Input:
####################

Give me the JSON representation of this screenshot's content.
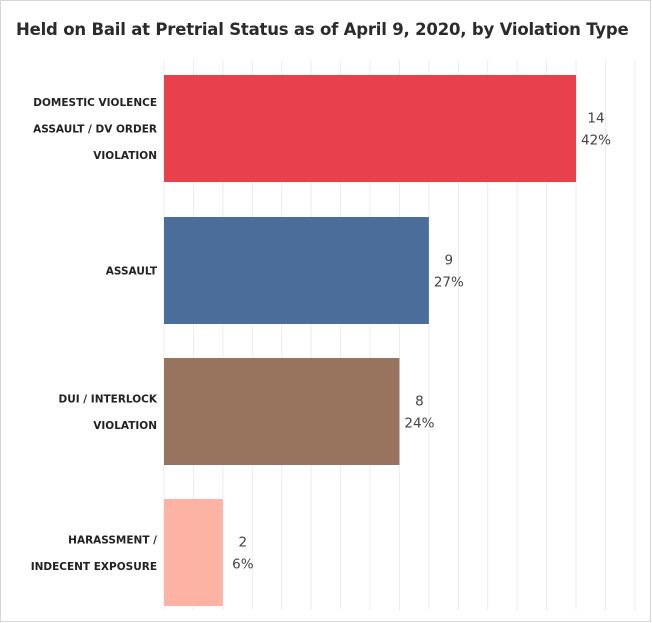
{
  "title": "Held on Bail at Pretrial Status as of April 9, 2020, by Violation Type",
  "chart_data": {
    "type": "bar",
    "orientation": "horizontal",
    "title": "Held on Bail at Pretrial Status as of April 9, 2020, by Violation Type",
    "xlabel": "",
    "ylabel": "",
    "xlim": [
      0,
      16
    ],
    "grid": true,
    "legend": "none",
    "categories": [
      [
        "DOMESTIC VIOLENCE",
        "ASSAULT / DV ORDER",
        "VIOLATION"
      ],
      [
        "ASSAULT"
      ],
      [
        "DUI / INTERLOCK",
        "VIOLATION"
      ],
      [
        "HARASSMENT /",
        "INDECENT EXPOSURE"
      ]
    ],
    "values": [
      14,
      9,
      8,
      2
    ],
    "percents": [
      "42%",
      "27%",
      "24%",
      "6%"
    ],
    "colors": [
      "#e8414b",
      "#4a6d9a",
      "#98735d",
      "#fdb3a4"
    ]
  }
}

####################

Objective:
Where a line contains "Status", copy that line.

Full solution:
  "title": "Held on Bail at Pretrial Status as of April 9, 2020, by Violation Type",
    "title": "Held on Bail at Pretrial Status as of April 9, 2020, by Violation Type",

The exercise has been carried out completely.